# [WHAT YOU WILL DO]
Your task is to repeat all of the material exactly.

# [STORED ROWS]
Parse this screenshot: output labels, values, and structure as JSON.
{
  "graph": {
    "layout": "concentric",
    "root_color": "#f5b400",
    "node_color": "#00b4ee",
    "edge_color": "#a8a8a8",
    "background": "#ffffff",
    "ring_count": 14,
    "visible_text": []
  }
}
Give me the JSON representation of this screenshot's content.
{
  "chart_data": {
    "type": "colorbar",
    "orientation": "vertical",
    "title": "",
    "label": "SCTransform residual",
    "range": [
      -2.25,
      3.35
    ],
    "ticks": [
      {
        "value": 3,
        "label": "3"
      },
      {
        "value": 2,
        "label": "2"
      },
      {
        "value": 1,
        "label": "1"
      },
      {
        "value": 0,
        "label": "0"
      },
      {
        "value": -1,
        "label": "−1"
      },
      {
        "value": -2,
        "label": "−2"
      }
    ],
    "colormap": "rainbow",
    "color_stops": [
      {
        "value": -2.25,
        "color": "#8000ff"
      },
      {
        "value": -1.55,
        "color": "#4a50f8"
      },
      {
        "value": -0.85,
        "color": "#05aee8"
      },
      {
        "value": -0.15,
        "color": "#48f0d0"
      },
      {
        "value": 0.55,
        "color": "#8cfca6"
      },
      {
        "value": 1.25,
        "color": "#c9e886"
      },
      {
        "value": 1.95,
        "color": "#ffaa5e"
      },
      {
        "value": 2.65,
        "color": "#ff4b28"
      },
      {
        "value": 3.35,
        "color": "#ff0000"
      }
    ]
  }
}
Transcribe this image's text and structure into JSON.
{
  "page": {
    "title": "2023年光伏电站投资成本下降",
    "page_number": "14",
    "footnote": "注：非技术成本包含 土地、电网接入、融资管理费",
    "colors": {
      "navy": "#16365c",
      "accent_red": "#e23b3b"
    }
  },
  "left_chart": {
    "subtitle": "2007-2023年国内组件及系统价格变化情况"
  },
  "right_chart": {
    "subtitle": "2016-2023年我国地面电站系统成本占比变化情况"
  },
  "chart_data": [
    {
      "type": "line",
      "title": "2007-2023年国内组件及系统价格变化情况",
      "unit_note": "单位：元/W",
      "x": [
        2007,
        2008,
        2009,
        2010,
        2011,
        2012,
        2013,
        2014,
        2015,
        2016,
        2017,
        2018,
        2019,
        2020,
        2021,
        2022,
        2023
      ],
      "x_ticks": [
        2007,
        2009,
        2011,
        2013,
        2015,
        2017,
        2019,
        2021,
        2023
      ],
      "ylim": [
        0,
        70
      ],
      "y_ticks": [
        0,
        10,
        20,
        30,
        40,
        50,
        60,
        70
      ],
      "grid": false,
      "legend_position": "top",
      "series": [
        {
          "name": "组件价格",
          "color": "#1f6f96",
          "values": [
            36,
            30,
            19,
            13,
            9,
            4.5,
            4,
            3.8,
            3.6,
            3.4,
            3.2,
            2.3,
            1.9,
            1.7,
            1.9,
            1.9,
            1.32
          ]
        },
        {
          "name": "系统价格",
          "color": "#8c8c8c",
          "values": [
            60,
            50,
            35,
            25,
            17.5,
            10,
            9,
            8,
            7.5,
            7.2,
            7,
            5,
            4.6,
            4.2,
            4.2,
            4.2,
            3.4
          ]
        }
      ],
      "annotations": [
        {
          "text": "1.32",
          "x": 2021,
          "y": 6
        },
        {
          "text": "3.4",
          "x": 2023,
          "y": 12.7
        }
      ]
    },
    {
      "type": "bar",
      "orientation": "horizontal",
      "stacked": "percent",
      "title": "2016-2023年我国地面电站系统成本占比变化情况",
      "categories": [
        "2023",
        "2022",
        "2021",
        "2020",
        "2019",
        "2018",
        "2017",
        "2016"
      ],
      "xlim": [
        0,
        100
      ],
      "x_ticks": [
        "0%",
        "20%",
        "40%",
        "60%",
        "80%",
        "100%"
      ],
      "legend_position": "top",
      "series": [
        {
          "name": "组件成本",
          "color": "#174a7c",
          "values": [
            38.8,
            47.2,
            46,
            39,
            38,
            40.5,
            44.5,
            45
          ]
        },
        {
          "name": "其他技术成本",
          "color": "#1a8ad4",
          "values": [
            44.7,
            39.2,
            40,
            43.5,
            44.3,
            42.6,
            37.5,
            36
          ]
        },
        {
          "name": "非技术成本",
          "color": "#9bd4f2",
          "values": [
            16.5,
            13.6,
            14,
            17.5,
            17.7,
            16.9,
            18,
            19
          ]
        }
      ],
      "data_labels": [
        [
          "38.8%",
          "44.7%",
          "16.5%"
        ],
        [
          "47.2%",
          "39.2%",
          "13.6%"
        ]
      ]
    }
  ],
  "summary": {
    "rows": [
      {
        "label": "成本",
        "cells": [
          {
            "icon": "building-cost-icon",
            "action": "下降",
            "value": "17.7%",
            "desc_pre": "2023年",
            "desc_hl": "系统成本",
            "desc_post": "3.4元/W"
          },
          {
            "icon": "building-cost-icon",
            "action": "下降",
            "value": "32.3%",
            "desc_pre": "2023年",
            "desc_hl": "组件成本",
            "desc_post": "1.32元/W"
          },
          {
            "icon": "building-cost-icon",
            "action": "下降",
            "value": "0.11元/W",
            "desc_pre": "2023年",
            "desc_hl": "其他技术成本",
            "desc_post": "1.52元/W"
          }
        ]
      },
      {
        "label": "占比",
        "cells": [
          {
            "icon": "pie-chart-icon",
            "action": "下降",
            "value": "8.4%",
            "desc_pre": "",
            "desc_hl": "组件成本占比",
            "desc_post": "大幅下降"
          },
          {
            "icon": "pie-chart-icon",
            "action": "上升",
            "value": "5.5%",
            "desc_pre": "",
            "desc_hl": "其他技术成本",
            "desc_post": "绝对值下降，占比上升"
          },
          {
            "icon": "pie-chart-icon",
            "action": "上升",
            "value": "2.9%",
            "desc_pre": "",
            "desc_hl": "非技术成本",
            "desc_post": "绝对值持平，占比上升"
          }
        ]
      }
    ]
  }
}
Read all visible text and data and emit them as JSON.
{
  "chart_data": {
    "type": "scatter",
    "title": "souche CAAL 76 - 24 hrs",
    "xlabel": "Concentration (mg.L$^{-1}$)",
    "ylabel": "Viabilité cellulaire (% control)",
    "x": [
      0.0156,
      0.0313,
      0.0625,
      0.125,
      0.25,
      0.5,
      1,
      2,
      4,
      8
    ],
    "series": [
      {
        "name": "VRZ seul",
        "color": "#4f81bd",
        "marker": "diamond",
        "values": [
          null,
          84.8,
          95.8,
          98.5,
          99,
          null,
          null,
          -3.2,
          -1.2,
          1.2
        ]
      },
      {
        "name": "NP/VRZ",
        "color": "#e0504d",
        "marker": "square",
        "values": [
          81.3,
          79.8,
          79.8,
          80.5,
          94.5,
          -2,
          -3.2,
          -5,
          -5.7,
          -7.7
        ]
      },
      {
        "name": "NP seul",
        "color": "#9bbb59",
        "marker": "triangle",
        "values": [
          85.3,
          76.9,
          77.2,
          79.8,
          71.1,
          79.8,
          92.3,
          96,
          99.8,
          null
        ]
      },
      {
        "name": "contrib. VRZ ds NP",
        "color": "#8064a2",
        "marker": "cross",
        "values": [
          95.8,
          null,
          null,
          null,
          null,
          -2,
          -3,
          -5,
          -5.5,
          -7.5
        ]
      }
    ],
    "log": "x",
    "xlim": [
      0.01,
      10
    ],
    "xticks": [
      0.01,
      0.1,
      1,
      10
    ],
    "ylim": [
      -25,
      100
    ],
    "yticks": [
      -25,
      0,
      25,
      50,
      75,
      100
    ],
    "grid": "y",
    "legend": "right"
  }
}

# [WRITTEN ANSWER]
Parse this screenshot: output labels, values, and structure as JSON.
{
  "graph": {
    "layout": "concentric",
    "root_color": "#f5b400",
    "node_color": "#00b4ee",
    "edge_color": "#a8a8a8",
    "background": "#ffffff",
    "ring_count": 14,
    "visible_text": []
  }
}
Give me the JSON representation of this screenshot's content.
{
  "chart_data": {
    "type": "colorbar",
    "orientation": "vertical",
    "title": "",
    "label": "SCTransform residual",
    "range": [
      -2.25,
      3.35
    ],
    "ticks": [
      {
        "value": 3,
        "label": "3"
      },
      {
        "value": 2,
        "label": "2"
      },
      {
        "value": 1,
        "label": "1"
      },
      {
        "value": 0,
        "label": "0"
      },
      {
        "value": -1,
        "label": "−1"
      },
      {
        "value": -2,
        "label": "−2"
      }
    ],
    "colormap": "rainbow",
    "color_stops": [
      {
        "value": -2.25,
        "color": "#8000ff"
      },
      {
        "value": -1.55,
        "color": "#4a50f8"
      },
      {
        "value": -0.85,
        "color": "#05aee8"
      },
      {
        "value": -0.15,
        "color": "#48f0d0"
      },
      {
        "value": 0.55,
        "color": "#8cfca6"
      },
      {
        "value": 1.25,
        "color": "#c9e886"
      },
      {
        "value": 1.95,
        "color": "#ffaa5e"
      },
      {
        "value": 2.65,
        "color": "#ff4b28"
      },
      {
        "value": 3.35,
        "color": "#ff0000"
      }
    ]
  }
}
Transcribe this image's text and structure into JSON.
{
  "page": {
    "title": "2023年光伏电站投资成本下降",
    "page_number": "14",
    "footnote": "注：非技术成本包含 土地、电网接入、融资管理费",
    "colors": {
      "navy": "#16365c",
      "accent_red": "#e23b3b"
    }
  },
  "left_chart": {
    "subtitle": "2007-2023年国内组件及系统价格变化情况"
  },
  "right_chart": {
    "subtitle": "2016-2023年我国地面电站系统成本占比变化情况"
  },
  "chart_data": [
    {
      "type": "line",
      "title": "2007-2023年国内组件及系统价格变化情况",
      "unit_note": "单位：元/W",
      "x": [
        2007,
        2008,
        2009,
        2010,
        2011,
        2012,
        2013,
        2014,
        2015,
        2016,
        2017,
        2018,
        2019,
        2020,
        2021,
        2022,
        2023
      ],
      "x_ticks": [
        2007,
        2009,
        2011,
        2013,
        2015,
        2017,
        2019,
        2021,
        2023
      ],
      "ylim": [
        0,
        70
      ],
      "y_ticks": [
        0,
        10,
        20,
        30,
        40,
        50,
        60,
        70
      ],
      "grid": false,
      "legend_position": "top",
      "series": [
        {
          "name": "组件价格",
          "color": "#1f6f96",
          "values": [
            36,
            30,
            19,
            13,
            9,
            4.5,
            4,
            3.8,
            3.6,
            3.4,
            3.2,
            2.3,
            1.9,
            1.7,
            1.9,
            1.9,
            1.32
          ]
        },
        {
          "name": "系统价格",
          "color": "#8c8c8c",
          "values": [
            60,
            50,
            35,
            25,
            17.5,
            10,
            9,
            8,
            7.5,
            7.2,
            7,
            5,
            4.6,
            4.2,
            4.2,
            4.2,
            3.4
          ]
        }
      ],
      "annotations": [
        {
          "text": "1.32",
          "x": 2021,
          "y": 6
        },
        {
          "text": "3.4",
          "x": 2023,
          "y": 12.7
        }
      ]
    },
    {
      "type": "bar",
      "orientation": "horizontal",
      "stacked": "percent",
      "title": "2016-2023年我国地面电站系统成本占比变化情况",
      "categories": [
        "2023",
        "2022",
        "2021",
        "2020",
        "2019",
        "2018",
        "2017",
        "2016"
      ],
      "xlim": [
        0,
        100
      ],
      "x_ticks": [
        "0%",
        "20%",
        "40%",
        "60%",
        "80%",
        "100%"
      ],
      "legend_position": "top",
      "series": [
        {
          "name": "组件成本",
          "color": "#174a7c",
          "values": [
            38.8,
            47.2,
            46,
            39,
            38,
            40.5,
            44.5,
            45
          ]
        },
        {
          "name": "其他技术成本",
          "color": "#1a8ad4",
          "values": [
            44.7,
            39.2,
            40,
            43.5,
            44.3,
            42.6,
            37.5,
            36
          ]
        },
        {
          "name": "非技术成本",
          "color": "#9bd4f2",
          "values": [
            16.5,
            13.6,
            14,
            17.5,
            17.7,
            16.9,
            18,
            19
          ]
        }
      ],
      "data_labels": [
        [
          "38.8%",
          "44.7%",
          "16.5%"
        ],
        [
          "47.2%",
          "39.2%",
          "13.6%"
        ]
      ]
    }
  ],
  "summary": {
    "rows": [
      {
        "label": "成本",
        "cells": [
          {
            "icon": "building-cost-icon",
            "action": "下降",
            "value": "17.7%",
            "desc_pre": "2023年",
            "desc_hl": "系统成本",
            "desc_post": "3.4元/W"
          },
          {
            "icon": "building-cost-icon",
            "action": "下降",
            "value": "32.3%",
            "desc_pre": "2023年",
            "desc_hl": "组件成本",
            "desc_post": "1.32元/W"
          },
          {
            "icon": "building-cost-icon",
            "action": "下降",
            "value": "0.11元/W",
            "desc_pre": "2023年",
            "desc_hl": "其他技术成本",
            "desc_post": "1.52元/W"
          }
        ]
      },
      {
        "label": "占比",
        "cells": [
          {
            "icon": "pie-chart-icon",
            "action": "下降",
            "value": "8.4%",
            "desc_pre": "",
            "desc_hl": "组件成本占比",
            "desc_post": "大幅下降"
          },
          {
            "icon": "pie-chart-icon",
            "action": "上升",
            "value": "5.5%",
            "desc_pre": "",
            "desc_hl": "其他技术成本",
            "desc_post": "绝对值下降，占比上升"
          },
          {
            "icon": "pie-chart-icon",
            "action": "上升",
            "value": "2.9%",
            "desc_pre": "",
            "desc_hl": "非技术成本",
            "desc_post": "绝对值持平，占比上升"
          }
        ]
      }
    ]
  }
}
Read all visible text and data and emit them as JSON.
{
  "chart_data": {
    "type": "scatter",
    "title": "souche CAAL 76 - 24 hrs",
    "xlabel": "Concentration (mg.L$^{-1}$)",
    "ylabel": "Viabilité cellulaire (% control)",
    "x": [
      0.0156,
      0.0313,
      0.0625,
      0.125,
      0.25,
      0.5,
      1,
      2,
      4,
      8
    ],
    "series": [
      {
        "name": "VRZ seul",
        "color": "#4f81bd",
        "marker": "diamond",
        "values": [
          null,
          84.8,
          95.8,
          98.5,
          99,
          null,
          null,
          -3.2,
          -1.2,
          1.2
        ]
      },
      {
        "name": "NP/VRZ",
        "color": "#e0504d",
        "marker": "square",
        "values": [
          81.3,
          79.8,
          79.8,
          80.5,
          94.5,
          -2,
          -3.2,
          -5,
          -5.7,
          -7.7
        ]
      },
      {
        "name": "NP seul",
        "color": "#9bbb59",
        "marker": "triangle",
        "values": [
          85.3,
          76.9,
          77.2,
          79.8,
          71.1,
          79.8,
          92.3,
          96,
          99.8,
          null
        ]
      },
      {
        "name": "contrib. VRZ ds NP",
        "color": "#8064a2",
        "marker": "cross",
        "values": [
          95.8,
          null,
          null,
          null,
          null,
          -2,
          -3,
          -5,
          -5.5,
          -7.5
        ]
      }
    ],
    "log": "x",
    "xlim": [
      0.01,
      10
    ],
    "xticks": [
      0.01,
      0.1,
      1,
      10
    ],
    "ylim": [
      -25,
      100
    ],
    "yticks": [
      -25,
      0,
      25,
      50,
      75,
      100
    ],
    "grid": "y",
    "legend": "right"
  }
}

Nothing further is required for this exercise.